**Reading text:**

────────────────────

During March, 2015, Dr. Ramsammy was in Venezuela ostensibly to renew the rice deal. He was quoted by Demerara Waves as saying that Venezuela would buy from Guyana close to 200,000 tonnes of paddy and rice in 2015. Mysteriously, he did not return to Guyana after that jaunt and a high government official explained that the Agriculture Minister had returned to the United States for medical treatment! It was never fully explained whether Dr. Ramsammy had in fact inked that new deal.

It has been our contention that the PPP regime knew that Venezuela would scuttle the rice deal, but it held up high hopes for farmers in the run-up to the 2015 elections, that it had signed a new contract with Venezuela, as farmers depended upon the lucrative trade. The PPP government could not do otherwise, as it knew that farmers were owed huge sums of money, which Dr. Ramsammy placed at $300 million (Stabroek News, May 10, 2015). It knew also that the Petro Caribe Fund was run down. So it clutched to the Petro Caribe deal as if it were a political life-jacket!

MARKET AVAILABLE
The Opposition propaganda broadsheet, Guyana Times, took pot-shots at me randomly and routinely, over the Mexican market. The PPP “rice expert”, Seeraj, after describing the Mexican rice market as the “brainchild of the PM”, told Parliament during the February 2016 budget debate that farmers were committing suicide, since their hopes of selling paddy and rice to Mexico had been dashed.

Again, during another debate in May this year, Seeraj, the General-Secretary of the Rice Producers Association (RPA) and former director of the Guyana Rice Development Board, laughed and mocked at me, when he asked: “Wha happen wid the Mexico market?”
I responded confidently: “The Mexican market is available to Guyana.” I explained that whilst discussions are still ongoing about the sale of rice to Mexico, millers were hopeful of selling paddy, even at a lower price than they had expected. And alluding to the collapse of the Venezuelan rice deal, I added: “Perhaps those who were busy putting their fingers in the cookie jar did not try to reach out their hands to other markets.”
It is now my turn for the last laugh.

VINDICATION OF HOPE
It came as a vindication of hope that Guyana could eventually buy into a quota of some 150,000 tonnes of paddy for export to Mexico, duty-free, in open competition with several other countries. The initial shipment from a 60,000-tonnes order has started and when completed, Guyanese farmers would benefit from an estimated G$3.8 billion in export earnings.

────────────────────

**Source material:**

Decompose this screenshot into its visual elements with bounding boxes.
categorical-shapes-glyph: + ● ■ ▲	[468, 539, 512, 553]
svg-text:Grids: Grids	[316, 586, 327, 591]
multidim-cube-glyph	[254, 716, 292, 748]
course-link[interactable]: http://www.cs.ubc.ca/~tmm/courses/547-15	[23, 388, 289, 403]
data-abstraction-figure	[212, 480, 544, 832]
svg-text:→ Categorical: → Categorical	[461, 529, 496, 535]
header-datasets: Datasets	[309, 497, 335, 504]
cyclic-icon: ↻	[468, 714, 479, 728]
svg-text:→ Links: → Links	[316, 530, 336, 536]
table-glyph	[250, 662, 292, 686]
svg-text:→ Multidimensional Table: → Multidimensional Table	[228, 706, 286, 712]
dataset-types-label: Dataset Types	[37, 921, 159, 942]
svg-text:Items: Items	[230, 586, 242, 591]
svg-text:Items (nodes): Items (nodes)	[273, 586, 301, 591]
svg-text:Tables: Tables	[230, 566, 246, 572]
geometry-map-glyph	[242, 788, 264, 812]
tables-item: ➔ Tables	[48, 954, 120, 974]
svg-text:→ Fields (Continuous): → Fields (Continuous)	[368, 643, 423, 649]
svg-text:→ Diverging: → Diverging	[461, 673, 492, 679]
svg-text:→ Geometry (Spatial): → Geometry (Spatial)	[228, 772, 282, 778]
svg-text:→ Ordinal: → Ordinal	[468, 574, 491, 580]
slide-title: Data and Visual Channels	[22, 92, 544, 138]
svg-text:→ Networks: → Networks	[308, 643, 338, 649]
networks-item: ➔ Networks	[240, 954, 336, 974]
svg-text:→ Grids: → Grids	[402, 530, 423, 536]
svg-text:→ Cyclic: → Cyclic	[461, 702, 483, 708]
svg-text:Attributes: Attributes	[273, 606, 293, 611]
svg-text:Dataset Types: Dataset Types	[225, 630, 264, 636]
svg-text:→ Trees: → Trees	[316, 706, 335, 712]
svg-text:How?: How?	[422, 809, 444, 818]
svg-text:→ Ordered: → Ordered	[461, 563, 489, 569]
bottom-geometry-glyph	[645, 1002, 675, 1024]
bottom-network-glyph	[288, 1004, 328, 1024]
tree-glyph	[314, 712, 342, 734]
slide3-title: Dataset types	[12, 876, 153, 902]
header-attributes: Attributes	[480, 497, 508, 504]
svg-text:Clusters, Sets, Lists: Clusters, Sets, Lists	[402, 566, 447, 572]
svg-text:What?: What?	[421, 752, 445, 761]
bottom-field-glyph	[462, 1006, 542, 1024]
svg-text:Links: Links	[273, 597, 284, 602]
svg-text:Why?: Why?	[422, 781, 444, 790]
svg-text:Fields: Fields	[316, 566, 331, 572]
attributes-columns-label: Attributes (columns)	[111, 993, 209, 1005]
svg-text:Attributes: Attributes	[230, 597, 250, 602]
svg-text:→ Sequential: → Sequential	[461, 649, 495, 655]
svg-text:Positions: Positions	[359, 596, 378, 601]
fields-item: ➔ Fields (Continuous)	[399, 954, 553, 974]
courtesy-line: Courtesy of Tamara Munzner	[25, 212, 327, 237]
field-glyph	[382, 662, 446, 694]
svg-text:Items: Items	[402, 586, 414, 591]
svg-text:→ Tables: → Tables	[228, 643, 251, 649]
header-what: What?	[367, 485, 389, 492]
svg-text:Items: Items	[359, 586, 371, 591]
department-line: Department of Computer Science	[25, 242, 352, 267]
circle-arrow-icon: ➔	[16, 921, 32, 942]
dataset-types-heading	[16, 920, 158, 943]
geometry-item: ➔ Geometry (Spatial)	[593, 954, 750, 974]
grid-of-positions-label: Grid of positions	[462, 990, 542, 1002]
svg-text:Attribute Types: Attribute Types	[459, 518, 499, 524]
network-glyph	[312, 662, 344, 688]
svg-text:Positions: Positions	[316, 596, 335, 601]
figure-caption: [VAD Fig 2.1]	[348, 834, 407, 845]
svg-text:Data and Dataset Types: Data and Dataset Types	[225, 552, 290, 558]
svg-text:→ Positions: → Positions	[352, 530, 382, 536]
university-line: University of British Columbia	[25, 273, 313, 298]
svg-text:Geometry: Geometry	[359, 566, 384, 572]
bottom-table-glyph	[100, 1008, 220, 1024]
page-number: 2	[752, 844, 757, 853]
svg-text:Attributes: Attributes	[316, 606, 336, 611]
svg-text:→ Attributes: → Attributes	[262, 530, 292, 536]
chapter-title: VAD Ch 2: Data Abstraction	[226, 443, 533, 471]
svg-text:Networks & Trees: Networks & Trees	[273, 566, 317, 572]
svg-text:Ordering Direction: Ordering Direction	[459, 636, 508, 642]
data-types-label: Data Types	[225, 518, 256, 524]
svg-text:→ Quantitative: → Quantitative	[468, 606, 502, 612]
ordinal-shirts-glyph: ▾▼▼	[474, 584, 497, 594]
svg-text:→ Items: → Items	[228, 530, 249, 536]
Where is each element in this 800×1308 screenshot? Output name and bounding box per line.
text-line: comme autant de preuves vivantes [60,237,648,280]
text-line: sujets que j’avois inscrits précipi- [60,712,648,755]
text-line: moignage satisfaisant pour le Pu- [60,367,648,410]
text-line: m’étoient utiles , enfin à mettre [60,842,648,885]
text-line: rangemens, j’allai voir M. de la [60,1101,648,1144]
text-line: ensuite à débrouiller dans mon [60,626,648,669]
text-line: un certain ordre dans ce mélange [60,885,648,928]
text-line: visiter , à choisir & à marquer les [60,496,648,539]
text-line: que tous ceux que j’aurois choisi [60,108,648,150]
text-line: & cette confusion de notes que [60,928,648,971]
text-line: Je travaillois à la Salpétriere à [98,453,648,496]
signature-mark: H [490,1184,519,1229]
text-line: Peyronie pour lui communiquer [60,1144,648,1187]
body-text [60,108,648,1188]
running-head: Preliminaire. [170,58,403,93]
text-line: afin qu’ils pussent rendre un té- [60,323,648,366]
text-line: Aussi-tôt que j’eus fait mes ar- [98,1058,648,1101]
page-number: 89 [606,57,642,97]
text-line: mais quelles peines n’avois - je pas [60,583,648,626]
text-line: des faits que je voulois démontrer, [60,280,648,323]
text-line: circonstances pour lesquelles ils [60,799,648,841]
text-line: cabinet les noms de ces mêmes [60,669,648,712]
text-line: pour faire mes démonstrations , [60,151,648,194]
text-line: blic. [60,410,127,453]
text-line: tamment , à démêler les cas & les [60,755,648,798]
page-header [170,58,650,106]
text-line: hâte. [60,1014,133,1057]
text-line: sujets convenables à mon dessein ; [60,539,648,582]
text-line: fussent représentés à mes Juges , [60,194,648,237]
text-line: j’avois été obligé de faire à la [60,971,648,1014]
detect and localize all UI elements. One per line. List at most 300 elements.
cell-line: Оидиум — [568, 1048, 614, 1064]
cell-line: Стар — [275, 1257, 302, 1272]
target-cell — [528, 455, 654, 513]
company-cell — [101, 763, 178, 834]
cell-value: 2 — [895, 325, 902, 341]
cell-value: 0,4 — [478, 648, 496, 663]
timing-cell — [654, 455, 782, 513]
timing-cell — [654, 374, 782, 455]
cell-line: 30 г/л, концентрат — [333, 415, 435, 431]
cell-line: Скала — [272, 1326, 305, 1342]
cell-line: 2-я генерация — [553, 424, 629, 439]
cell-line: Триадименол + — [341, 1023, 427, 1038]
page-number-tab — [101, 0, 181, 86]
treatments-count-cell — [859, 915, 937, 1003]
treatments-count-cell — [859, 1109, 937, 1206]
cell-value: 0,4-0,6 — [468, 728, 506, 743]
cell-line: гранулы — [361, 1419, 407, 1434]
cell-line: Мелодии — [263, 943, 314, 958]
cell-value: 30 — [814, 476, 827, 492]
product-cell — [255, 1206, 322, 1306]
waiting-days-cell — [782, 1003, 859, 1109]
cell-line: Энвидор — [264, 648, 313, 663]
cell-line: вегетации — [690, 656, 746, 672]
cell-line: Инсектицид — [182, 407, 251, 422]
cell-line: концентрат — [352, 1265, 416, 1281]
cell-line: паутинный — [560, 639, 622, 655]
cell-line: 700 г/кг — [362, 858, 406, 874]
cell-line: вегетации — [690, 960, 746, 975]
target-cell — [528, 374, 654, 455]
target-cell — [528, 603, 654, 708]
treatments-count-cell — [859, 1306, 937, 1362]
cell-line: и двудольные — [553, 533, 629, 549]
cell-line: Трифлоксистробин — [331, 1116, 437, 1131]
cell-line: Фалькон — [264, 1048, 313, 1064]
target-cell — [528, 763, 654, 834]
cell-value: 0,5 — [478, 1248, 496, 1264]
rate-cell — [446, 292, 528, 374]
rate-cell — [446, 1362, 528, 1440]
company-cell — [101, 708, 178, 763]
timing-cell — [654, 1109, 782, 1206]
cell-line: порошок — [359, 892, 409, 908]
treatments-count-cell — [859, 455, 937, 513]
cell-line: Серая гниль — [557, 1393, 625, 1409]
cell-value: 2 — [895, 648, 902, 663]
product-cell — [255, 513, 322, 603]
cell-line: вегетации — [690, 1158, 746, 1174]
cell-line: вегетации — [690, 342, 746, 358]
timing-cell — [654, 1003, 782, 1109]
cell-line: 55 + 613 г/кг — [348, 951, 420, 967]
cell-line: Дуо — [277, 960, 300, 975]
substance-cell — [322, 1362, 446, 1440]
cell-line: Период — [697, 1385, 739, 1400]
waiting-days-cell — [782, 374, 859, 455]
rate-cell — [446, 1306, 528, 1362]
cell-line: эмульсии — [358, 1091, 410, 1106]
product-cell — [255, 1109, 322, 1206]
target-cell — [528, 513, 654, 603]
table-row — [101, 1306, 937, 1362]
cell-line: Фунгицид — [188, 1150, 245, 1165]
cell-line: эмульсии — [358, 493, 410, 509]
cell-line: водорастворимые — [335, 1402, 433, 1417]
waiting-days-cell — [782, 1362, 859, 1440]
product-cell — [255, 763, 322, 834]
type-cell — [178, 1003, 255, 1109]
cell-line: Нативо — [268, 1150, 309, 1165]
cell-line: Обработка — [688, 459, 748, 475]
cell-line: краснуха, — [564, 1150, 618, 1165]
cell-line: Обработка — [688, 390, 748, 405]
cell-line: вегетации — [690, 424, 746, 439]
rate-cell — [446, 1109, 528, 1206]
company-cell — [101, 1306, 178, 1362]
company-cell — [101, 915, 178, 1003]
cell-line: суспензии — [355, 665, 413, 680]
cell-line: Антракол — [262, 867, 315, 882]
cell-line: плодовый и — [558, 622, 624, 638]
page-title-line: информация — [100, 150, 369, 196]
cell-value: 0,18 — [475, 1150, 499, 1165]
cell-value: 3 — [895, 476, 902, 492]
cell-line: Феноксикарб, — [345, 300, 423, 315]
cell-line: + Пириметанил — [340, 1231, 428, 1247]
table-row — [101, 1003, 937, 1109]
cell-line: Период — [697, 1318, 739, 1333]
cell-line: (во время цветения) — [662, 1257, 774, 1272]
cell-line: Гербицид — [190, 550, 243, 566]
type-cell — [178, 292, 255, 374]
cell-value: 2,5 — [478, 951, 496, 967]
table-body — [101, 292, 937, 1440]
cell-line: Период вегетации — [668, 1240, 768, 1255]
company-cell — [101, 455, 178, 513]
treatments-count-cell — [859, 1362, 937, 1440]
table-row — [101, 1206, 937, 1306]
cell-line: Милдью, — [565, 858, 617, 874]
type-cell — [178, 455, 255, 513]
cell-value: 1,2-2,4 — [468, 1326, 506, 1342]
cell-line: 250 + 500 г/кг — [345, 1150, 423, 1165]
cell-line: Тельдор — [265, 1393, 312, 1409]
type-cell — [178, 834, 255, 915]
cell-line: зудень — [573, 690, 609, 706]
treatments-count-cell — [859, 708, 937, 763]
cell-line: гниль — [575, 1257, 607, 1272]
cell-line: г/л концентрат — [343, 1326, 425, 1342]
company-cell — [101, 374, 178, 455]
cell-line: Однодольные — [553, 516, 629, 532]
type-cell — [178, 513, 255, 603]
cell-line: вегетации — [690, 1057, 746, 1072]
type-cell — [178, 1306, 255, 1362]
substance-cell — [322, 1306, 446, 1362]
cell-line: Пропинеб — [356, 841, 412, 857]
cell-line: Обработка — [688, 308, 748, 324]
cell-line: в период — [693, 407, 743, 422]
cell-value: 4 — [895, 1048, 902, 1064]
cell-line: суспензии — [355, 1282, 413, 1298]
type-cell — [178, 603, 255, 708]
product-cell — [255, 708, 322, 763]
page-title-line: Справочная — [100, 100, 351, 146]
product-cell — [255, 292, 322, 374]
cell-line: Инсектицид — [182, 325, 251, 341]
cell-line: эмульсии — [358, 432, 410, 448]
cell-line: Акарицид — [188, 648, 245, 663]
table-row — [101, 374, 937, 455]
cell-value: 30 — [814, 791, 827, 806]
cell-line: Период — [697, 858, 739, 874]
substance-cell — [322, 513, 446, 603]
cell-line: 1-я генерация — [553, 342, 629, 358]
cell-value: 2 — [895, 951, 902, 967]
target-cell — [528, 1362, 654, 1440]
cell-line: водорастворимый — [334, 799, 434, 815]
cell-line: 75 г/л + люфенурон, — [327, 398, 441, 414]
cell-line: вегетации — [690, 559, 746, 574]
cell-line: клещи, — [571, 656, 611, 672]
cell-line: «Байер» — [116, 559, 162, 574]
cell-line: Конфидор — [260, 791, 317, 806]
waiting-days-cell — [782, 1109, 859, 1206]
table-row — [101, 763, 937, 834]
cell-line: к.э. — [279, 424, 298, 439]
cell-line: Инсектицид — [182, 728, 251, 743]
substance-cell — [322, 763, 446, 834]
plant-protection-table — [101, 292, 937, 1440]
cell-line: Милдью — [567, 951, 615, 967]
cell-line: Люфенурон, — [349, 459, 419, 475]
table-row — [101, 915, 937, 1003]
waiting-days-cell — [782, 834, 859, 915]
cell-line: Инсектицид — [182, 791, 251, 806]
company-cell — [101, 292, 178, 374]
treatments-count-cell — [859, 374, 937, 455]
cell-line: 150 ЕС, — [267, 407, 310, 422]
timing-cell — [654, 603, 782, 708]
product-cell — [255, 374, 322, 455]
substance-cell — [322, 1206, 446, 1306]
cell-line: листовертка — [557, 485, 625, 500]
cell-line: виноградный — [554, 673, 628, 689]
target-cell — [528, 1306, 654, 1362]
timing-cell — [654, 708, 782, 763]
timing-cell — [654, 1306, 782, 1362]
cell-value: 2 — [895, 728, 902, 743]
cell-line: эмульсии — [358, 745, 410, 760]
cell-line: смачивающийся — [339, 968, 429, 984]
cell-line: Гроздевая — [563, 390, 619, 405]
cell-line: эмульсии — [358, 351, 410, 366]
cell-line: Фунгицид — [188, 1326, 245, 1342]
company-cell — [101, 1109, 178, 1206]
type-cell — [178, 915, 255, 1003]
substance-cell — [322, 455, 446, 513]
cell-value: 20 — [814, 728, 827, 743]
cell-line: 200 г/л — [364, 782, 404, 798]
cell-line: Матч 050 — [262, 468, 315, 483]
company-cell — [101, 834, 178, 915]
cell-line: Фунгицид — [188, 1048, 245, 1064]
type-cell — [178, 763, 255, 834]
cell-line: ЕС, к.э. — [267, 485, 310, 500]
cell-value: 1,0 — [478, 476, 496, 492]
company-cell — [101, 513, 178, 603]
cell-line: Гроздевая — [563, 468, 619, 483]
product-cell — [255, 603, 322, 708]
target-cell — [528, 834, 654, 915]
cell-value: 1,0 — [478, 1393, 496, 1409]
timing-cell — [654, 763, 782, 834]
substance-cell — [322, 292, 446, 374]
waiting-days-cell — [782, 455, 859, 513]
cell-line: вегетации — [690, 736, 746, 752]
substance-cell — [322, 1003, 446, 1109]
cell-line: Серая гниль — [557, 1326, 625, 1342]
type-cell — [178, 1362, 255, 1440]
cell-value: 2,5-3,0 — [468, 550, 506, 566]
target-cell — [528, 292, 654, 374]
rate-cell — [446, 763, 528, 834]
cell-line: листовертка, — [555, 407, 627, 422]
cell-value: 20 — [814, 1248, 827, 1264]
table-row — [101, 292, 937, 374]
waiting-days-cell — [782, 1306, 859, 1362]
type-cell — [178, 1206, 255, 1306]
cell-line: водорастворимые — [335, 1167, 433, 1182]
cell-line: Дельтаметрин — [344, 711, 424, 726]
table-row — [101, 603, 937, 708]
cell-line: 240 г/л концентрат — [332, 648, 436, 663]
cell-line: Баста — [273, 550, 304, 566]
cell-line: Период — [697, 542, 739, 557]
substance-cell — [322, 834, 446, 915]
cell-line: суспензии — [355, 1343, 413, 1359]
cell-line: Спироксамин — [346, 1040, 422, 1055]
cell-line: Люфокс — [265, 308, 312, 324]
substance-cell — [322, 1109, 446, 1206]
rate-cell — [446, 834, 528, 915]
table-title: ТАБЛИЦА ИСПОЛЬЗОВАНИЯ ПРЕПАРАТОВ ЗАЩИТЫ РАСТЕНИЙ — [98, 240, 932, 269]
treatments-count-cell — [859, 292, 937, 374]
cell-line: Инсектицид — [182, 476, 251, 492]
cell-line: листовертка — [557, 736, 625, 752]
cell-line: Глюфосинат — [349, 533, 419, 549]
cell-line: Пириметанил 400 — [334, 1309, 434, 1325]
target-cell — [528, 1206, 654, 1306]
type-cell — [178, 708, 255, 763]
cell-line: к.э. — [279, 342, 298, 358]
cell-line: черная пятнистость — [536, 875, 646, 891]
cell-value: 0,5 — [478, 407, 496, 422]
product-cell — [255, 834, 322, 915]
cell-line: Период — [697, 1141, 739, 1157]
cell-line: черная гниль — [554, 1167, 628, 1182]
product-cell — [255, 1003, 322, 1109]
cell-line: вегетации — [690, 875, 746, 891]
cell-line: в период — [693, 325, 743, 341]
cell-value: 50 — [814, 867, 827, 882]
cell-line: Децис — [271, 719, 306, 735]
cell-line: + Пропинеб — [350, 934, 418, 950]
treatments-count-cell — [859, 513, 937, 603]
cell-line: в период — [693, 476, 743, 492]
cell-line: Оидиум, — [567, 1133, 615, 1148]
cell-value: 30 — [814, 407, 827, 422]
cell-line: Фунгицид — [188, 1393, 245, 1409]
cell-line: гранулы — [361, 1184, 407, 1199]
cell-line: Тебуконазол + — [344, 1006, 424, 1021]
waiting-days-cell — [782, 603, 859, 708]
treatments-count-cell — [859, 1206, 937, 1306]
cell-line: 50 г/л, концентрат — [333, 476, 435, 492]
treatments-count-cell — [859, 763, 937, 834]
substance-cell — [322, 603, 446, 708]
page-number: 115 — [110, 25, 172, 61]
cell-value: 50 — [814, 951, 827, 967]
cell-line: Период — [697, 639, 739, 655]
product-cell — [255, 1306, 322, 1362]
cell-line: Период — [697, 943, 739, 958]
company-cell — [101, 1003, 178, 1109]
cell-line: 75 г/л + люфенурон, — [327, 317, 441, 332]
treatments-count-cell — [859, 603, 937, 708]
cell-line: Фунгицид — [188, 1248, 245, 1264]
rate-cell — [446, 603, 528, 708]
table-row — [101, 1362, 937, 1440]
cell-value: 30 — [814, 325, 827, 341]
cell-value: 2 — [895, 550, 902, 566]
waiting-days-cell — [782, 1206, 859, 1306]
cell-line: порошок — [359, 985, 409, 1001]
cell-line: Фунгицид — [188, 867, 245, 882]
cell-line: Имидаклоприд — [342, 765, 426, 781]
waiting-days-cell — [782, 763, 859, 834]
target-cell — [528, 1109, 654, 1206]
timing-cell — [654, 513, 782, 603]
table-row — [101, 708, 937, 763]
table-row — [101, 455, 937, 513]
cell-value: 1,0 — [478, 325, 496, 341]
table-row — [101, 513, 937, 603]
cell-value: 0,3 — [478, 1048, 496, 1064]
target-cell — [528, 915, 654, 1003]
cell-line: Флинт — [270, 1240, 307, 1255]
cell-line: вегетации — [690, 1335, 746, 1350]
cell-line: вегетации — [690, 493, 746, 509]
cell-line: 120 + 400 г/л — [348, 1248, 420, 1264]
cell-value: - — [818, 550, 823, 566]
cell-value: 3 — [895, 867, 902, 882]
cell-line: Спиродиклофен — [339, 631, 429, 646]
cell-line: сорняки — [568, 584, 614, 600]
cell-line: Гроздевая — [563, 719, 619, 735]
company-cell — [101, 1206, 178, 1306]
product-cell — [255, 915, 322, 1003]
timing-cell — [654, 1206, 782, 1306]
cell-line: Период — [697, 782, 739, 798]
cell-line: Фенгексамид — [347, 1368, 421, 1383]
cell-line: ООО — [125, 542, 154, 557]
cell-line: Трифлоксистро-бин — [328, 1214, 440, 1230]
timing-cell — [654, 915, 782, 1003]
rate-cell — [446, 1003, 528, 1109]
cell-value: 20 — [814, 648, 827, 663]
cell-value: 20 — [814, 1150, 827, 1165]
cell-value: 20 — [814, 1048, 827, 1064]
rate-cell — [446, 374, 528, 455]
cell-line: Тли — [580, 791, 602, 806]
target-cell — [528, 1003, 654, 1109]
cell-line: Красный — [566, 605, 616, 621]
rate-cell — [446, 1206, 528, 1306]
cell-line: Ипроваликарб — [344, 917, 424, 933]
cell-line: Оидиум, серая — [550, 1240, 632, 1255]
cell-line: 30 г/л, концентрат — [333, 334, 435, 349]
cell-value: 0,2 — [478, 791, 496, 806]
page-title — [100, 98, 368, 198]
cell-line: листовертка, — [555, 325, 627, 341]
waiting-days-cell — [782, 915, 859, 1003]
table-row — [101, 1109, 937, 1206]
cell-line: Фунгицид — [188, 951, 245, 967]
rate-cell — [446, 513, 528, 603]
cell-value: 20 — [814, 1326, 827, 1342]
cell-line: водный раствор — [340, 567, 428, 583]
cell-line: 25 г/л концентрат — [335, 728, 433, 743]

────────────────────

**Task requirements:** Update the passage on Guyana's rice trade by giving it again, starting with "It has been" and going on through "a political life-jacket!", with "Petro Caribe" replaced by "PetroCaribe".

**Response below:**
It has been our contention that the PPP regime knew that Venezuela would scuttle the rice deal, but it held up high hopes for farmers in the run-up to the 2015 elections, that it had signed a new contract with Venezuela, as farmers depended upon the lucrative trade. The PPP government could not do otherwise, as it knew that farmers were owed huge sums of money, which Dr. Ramsammy placed at $300 million (Stabroek News, May 10, 2015). It knew also that the PetroCaribe Fund was run down. So it clutched to the PetroCaribe deal as if it were a political life-jacket!